### RAW RECORDS
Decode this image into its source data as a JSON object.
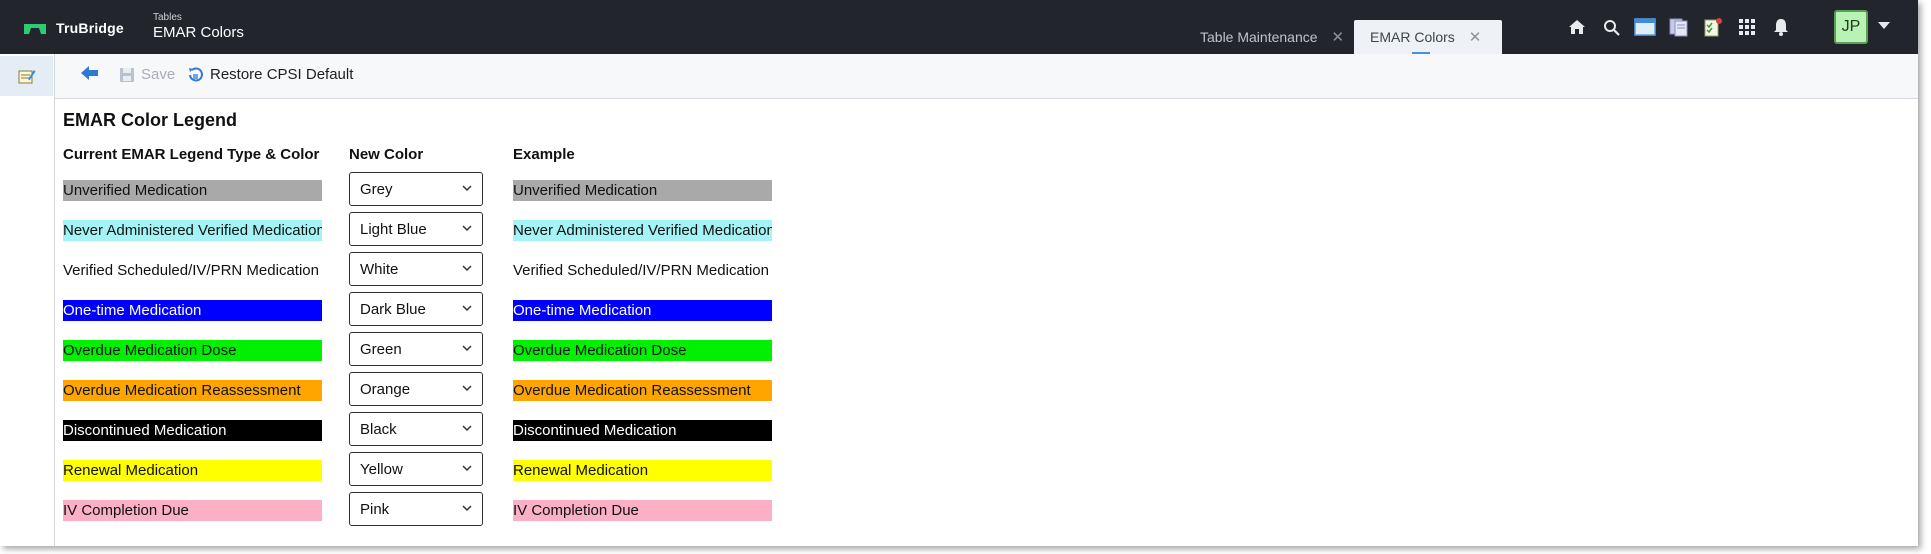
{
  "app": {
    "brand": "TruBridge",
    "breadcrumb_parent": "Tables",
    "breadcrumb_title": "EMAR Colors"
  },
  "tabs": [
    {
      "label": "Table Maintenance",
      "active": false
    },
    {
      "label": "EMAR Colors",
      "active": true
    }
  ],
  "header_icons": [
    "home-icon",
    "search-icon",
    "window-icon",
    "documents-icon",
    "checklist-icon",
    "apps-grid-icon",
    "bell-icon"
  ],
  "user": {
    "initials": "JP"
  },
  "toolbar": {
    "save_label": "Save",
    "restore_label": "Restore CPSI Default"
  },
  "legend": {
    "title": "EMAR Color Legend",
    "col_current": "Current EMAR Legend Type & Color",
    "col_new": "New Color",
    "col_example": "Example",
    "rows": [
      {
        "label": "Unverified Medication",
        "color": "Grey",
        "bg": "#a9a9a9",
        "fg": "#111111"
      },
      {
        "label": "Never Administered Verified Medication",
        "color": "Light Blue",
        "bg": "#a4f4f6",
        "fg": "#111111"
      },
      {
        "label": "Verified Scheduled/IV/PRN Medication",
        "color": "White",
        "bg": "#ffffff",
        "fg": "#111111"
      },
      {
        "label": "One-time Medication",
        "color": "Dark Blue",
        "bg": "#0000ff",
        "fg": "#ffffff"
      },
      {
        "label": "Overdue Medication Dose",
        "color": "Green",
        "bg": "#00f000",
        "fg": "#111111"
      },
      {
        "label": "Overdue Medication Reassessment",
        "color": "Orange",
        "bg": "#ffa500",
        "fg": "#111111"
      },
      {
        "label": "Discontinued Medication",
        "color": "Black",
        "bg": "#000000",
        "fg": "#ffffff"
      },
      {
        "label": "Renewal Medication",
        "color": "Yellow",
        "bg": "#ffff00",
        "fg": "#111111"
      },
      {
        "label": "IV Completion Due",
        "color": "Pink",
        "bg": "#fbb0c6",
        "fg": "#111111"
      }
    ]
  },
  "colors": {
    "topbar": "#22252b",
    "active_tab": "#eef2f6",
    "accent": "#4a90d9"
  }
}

---

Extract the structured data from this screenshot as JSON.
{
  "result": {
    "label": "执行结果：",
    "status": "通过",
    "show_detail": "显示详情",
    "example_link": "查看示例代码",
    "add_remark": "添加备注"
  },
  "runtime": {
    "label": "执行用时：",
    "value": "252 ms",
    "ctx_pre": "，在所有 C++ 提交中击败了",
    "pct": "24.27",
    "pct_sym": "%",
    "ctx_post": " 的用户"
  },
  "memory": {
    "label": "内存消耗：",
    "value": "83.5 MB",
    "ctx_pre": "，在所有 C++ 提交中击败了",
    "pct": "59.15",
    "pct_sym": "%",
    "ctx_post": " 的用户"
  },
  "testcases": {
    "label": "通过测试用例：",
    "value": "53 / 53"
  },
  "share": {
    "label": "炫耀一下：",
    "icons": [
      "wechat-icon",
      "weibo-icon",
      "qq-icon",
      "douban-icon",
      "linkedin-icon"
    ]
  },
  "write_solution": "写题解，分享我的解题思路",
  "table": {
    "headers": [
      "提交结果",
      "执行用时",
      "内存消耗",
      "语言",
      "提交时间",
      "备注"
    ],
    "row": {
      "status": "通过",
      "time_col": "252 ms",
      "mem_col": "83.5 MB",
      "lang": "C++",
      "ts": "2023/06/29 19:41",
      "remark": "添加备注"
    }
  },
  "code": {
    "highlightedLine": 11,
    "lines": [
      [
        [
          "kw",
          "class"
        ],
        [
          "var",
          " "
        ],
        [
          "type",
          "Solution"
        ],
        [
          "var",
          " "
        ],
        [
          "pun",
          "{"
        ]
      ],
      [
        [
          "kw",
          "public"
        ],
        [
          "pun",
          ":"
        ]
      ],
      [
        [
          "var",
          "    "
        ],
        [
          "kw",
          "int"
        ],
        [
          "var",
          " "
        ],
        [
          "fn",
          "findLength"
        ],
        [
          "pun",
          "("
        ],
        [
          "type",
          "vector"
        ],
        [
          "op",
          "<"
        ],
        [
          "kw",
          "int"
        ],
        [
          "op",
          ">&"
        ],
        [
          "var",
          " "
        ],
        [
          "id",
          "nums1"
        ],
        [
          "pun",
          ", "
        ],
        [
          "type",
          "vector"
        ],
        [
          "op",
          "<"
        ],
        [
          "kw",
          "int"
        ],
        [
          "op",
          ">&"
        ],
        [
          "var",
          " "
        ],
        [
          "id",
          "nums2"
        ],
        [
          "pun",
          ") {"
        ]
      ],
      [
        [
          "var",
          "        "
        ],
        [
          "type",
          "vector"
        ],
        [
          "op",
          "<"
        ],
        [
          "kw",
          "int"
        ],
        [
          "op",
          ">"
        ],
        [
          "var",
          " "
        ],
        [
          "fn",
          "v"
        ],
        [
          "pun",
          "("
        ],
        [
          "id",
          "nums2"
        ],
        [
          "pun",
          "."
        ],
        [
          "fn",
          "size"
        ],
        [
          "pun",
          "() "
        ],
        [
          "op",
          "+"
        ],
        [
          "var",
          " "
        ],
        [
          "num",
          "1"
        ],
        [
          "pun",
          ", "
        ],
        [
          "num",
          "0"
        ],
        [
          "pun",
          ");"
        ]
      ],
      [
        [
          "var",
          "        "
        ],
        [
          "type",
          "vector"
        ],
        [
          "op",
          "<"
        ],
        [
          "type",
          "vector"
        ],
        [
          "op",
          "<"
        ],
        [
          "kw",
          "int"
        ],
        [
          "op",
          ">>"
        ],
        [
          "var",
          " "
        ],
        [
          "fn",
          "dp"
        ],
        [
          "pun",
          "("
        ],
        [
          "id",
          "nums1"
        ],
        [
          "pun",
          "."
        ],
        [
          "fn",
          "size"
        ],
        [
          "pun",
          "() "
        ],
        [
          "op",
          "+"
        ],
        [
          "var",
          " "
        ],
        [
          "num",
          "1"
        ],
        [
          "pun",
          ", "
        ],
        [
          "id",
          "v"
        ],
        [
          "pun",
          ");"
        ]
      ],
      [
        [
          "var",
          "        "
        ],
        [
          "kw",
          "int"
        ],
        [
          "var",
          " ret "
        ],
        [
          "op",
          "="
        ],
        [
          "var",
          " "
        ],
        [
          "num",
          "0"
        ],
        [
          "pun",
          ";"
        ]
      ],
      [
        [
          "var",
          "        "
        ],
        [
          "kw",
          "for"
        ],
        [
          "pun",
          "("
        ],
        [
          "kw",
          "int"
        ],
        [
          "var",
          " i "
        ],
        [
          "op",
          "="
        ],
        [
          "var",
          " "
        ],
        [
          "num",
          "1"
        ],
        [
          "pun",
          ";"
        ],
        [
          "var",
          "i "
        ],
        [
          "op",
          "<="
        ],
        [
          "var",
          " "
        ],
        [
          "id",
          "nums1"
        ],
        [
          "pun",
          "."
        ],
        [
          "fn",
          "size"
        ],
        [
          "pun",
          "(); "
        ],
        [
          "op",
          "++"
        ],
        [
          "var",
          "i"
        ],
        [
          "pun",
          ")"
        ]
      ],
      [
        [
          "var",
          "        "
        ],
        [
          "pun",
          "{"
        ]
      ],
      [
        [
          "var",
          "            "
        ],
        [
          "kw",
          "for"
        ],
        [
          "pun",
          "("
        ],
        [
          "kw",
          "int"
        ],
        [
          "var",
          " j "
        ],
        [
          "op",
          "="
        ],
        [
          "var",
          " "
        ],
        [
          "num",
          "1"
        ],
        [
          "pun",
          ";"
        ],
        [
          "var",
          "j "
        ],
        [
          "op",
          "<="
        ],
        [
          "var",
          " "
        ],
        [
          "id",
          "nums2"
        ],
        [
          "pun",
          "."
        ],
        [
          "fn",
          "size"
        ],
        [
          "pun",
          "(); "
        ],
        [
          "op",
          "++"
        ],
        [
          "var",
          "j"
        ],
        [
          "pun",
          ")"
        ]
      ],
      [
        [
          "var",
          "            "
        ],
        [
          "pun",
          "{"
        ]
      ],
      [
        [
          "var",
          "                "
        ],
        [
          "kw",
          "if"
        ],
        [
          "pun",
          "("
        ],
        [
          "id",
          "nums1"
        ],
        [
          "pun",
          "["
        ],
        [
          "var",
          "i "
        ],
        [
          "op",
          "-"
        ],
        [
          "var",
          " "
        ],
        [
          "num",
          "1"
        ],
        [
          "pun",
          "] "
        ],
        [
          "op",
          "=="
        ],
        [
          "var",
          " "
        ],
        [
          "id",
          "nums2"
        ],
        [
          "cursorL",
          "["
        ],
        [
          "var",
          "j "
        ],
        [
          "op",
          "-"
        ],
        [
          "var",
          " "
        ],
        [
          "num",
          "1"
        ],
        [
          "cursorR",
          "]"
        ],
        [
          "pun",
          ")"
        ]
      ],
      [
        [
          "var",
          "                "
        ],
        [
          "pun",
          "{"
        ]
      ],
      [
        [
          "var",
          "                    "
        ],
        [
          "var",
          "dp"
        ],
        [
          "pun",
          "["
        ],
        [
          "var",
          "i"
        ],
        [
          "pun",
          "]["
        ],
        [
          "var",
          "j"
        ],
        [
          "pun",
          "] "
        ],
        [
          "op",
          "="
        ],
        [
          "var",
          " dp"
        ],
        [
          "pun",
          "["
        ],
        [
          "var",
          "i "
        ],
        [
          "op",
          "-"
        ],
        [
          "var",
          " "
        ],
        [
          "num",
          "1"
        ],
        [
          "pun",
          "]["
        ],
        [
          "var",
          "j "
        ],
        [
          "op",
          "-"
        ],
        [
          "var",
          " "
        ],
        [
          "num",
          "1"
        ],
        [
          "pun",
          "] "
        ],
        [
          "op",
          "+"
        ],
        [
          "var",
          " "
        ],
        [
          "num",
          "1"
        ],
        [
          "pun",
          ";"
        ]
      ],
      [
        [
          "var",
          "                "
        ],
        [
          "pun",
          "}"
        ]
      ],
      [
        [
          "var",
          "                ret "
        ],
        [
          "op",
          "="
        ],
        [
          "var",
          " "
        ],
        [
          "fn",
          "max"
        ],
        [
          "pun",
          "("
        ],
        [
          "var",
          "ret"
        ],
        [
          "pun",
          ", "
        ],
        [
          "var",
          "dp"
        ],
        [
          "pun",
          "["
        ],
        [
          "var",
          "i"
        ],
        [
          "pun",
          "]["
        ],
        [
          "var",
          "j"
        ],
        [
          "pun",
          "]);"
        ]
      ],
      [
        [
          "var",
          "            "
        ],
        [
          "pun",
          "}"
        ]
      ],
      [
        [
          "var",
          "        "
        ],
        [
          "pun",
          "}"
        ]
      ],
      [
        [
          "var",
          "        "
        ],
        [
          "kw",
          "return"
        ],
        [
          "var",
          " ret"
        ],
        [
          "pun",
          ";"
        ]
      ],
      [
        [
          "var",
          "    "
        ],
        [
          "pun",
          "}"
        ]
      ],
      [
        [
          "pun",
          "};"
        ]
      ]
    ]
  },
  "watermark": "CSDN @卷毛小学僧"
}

### DIRECTIONS FOR THIS TASK
Where a line of the material above holds the string "JSON", copy that line.

### WRITTEN ANSWER
Decode this image into its source data as a JSON object.
Extract the structured data from this screenshot as JSON.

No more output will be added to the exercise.